━━━ Records for processing

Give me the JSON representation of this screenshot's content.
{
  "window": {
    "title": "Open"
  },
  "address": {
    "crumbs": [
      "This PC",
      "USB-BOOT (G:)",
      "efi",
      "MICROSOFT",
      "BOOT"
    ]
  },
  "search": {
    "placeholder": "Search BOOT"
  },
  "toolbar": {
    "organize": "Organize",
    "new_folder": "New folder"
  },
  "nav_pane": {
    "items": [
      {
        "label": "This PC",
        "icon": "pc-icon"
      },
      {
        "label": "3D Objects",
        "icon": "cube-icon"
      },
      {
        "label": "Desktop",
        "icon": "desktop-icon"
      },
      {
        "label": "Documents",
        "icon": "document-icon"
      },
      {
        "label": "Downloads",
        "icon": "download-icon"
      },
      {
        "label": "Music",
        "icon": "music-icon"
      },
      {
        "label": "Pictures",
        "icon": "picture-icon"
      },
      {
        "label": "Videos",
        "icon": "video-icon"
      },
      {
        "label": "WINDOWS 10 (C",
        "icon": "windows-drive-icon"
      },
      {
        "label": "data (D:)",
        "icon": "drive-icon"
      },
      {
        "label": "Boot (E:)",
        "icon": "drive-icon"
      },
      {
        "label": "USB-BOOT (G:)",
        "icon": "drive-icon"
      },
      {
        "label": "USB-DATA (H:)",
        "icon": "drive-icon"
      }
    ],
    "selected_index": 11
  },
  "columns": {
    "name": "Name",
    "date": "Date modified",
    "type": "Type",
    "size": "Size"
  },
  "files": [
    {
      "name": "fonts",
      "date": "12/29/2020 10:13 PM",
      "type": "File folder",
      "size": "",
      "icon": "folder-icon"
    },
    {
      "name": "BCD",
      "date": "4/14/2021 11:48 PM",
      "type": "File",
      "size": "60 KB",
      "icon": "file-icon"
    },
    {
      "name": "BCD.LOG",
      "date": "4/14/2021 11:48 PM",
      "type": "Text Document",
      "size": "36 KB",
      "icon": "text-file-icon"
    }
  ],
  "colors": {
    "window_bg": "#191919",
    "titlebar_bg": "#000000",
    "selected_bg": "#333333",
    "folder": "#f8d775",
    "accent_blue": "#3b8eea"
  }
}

━━━━━━

§ Short task:
Extract each line of the material exactly as it stands.

§ Expected output:
Give me the JSON representation of this screenshot's content.
{
  "window": {
    "title": "Open"
  },
  "address": {
    "crumbs": [
      "This PC",
      "USB-BOOT (G:)",
      "efi",
      "MICROSOFT",
      "BOOT"
    ]
  },
  "search": {
    "placeholder": "Search BOOT"
  },
  "toolbar": {
    "organize": "Organize",
    "new_folder": "New folder"
  },
  "nav_pane": {
    "items": [
      {
        "label": "This PC",
        "icon": "pc-icon"
      },
      {
        "label": "3D Objects",
        "icon": "cube-icon"
      },
      {
        "label": "Desktop",
        "icon": "desktop-icon"
      },
      {
        "label": "Documents",
        "icon": "document-icon"
      },
      {
        "label": "Downloads",
        "icon": "download-icon"
      },
      {
        "label": "Music",
        "icon": "music-icon"
      },
      {
        "label": "Pictures",
        "icon": "picture-icon"
      },
      {
        "label": "Videos",
        "icon": "video-icon"
      },
      {
        "label": "WINDOWS 10 (C",
        "icon": "windows-drive-icon"
      },
      {
        "label": "data (D:)",
        "icon": "drive-icon"
      },
      {
        "label": "Boot (E:)",
        "icon": "drive-icon"
      },
      {
        "label": "USB-BOOT (G:)",
        "icon": "drive-icon"
      },
      {
        "label": "USB-DATA (H:)",
        "icon": "drive-icon"
      }
    ],
    "selected_index": 11
  },
  "columns": {
    "name": "Name",
    "date": "Date modified",
    "type": "Type",
    "size": "Size"
  },
  "files": [
    {
      "name": "fonts",
      "date": "12/29/2020 10:13 PM",
      "type": "File folder",
      "size": "",
      "icon": "folder-icon"
    },
    {
      "name": "BCD",
      "date": "4/14/2021 11:48 PM",
      "type": "File",
      "size": "60 KB",
      "icon": "file-icon"
    },
    {
      "name": "BCD.LOG",
      "date": "4/14/2021 11:48 PM",
      "type": "Text Document",
      "size": "36 KB",
      "icon": "text-file-icon"
    }
  ],
  "colors": {
    "window_bg": "#191919",
    "titlebar_bg": "#000000",
    "selected_bg": "#333333",
    "folder": "#f8d775",
    "accent_blue": "#3b8eea"
  }
}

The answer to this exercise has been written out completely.